Start
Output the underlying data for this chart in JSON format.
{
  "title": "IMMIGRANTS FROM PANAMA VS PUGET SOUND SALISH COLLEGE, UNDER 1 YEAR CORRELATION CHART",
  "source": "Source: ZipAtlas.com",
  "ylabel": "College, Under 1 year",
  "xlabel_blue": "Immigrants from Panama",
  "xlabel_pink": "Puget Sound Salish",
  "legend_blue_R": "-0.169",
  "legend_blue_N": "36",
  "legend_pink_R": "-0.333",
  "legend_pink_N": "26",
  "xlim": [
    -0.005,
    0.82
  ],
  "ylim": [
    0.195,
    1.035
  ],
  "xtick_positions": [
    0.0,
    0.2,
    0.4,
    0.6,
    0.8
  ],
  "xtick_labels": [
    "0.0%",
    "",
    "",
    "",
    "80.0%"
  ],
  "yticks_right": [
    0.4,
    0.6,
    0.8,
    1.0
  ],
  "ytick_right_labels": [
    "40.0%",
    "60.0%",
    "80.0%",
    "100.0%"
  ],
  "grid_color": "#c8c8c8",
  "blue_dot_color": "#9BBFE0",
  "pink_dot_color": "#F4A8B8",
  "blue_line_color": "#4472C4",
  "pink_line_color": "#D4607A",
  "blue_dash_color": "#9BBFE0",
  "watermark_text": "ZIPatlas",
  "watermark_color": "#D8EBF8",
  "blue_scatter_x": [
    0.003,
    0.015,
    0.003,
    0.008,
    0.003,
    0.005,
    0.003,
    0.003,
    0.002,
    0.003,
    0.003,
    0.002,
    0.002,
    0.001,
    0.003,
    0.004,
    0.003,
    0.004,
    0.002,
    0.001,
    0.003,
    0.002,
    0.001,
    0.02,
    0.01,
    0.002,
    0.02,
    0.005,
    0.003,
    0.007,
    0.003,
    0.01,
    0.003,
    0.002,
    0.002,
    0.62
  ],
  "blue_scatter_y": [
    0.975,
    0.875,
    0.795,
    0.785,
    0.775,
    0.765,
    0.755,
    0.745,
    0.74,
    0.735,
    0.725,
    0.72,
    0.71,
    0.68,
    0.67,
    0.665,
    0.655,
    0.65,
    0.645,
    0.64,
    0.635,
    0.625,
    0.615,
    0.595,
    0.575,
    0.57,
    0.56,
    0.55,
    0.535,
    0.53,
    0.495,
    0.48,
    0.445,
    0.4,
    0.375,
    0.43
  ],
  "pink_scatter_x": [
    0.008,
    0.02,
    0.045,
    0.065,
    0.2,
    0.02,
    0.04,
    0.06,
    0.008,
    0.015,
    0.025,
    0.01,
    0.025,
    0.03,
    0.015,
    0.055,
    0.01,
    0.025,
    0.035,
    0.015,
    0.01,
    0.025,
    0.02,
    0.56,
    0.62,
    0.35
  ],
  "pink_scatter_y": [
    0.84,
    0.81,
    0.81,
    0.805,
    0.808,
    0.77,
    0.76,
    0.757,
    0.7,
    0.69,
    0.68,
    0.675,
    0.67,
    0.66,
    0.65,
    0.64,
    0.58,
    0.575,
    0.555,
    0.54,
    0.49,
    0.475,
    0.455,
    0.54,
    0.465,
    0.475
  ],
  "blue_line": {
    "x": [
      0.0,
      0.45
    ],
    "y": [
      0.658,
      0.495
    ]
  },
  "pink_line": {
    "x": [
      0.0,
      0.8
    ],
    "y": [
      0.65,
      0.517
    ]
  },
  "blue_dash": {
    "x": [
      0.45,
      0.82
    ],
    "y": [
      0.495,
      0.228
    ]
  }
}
End
Written instruction
Could you quote the material above in full, exactly as it stands?

Output below
Output the underlying data for this chart in JSON format.
{
  "title": "IMMIGRANTS FROM PANAMA VS PUGET SOUND SALISH COLLEGE, UNDER 1 YEAR CORRELATION CHART",
  "source": "Source: ZipAtlas.com",
  "ylabel": "College, Under 1 year",
  "xlabel_blue": "Immigrants from Panama",
  "xlabel_pink": "Puget Sound Salish",
  "legend_blue_R": "-0.169",
  "legend_blue_N": "36",
  "legend_pink_R": "-0.333",
  "legend_pink_N": "26",
  "xlim": [
    -0.005,
    0.82
  ],
  "ylim": [
    0.195,
    1.035
  ],
  "xtick_positions": [
    0.0,
    0.2,
    0.4,
    0.6,
    0.8
  ],
  "xtick_labels": [
    "0.0%",
    "",
    "",
    "",
    "80.0%"
  ],
  "yticks_right": [
    0.4,
    0.6,
    0.8,
    1.0
  ],
  "ytick_right_labels": [
    "40.0%",
    "60.0%",
    "80.0%",
    "100.0%"
  ],
  "grid_color": "#c8c8c8",
  "blue_dot_color": "#9BBFE0",
  "pink_dot_color": "#F4A8B8",
  "blue_line_color": "#4472C4",
  "pink_line_color": "#D4607A",
  "blue_dash_color": "#9BBFE0",
  "watermark_text": "ZIPatlas",
  "watermark_color": "#D8EBF8",
  "blue_scatter_x": [
    0.003,
    0.015,
    0.003,
    0.008,
    0.003,
    0.005,
    0.003,
    0.003,
    0.002,
    0.003,
    0.003,
    0.002,
    0.002,
    0.001,
    0.003,
    0.004,
    0.003,
    0.004,
    0.002,
    0.001,
    0.003,
    0.002,
    0.001,
    0.02,
    0.01,
    0.002,
    0.02,
    0.005,
    0.003,
    0.007,
    0.003,
    0.01,
    0.003,
    0.002,
    0.002,
    0.62
  ],
  "blue_scatter_y": [
    0.975,
    0.875,
    0.795,
    0.785,
    0.775,
    0.765,
    0.755,
    0.745,
    0.74,
    0.735,
    0.725,
    0.72,
    0.71,
    0.68,
    0.67,
    0.665,
    0.655,
    0.65,
    0.645,
    0.64,
    0.635,
    0.625,
    0.615,
    0.595,
    0.575,
    0.57,
    0.56,
    0.55,
    0.535,
    0.53,
    0.495,
    0.48,
    0.445,
    0.4,
    0.375,
    0.43
  ],
  "pink_scatter_x": [
    0.008,
    0.02,
    0.045,
    0.065,
    0.2,
    0.02,
    0.04,
    0.06,
    0.008,
    0.015,
    0.025,
    0.01,
    0.025,
    0.03,
    0.015,
    0.055,
    0.01,
    0.025,
    0.035,
    0.015,
    0.01,
    0.025,
    0.02,
    0.56,
    0.62,
    0.35
  ],
  "pink_scatter_y": [
    0.84,
    0.81,
    0.81,
    0.805,
    0.808,
    0.77,
    0.76,
    0.757,
    0.7,
    0.69,
    0.68,
    0.675,
    0.67,
    0.66,
    0.65,
    0.64,
    0.58,
    0.575,
    0.555,
    0.54,
    0.49,
    0.475,
    0.455,
    0.54,
    0.465,
    0.475
  ],
  "blue_line": {
    "x": [
      0.0,
      0.45
    ],
    "y": [
      0.658,
      0.495
    ]
  },
  "pink_line": {
    "x": [
      0.0,
      0.8
    ],
    "y": [
      0.65,
      0.517
    ]
  },
  "blue_dash": {
    "x": [
      0.45,
      0.82
    ],
    "y": [
      0.495,
      0.228
    ]
  }
}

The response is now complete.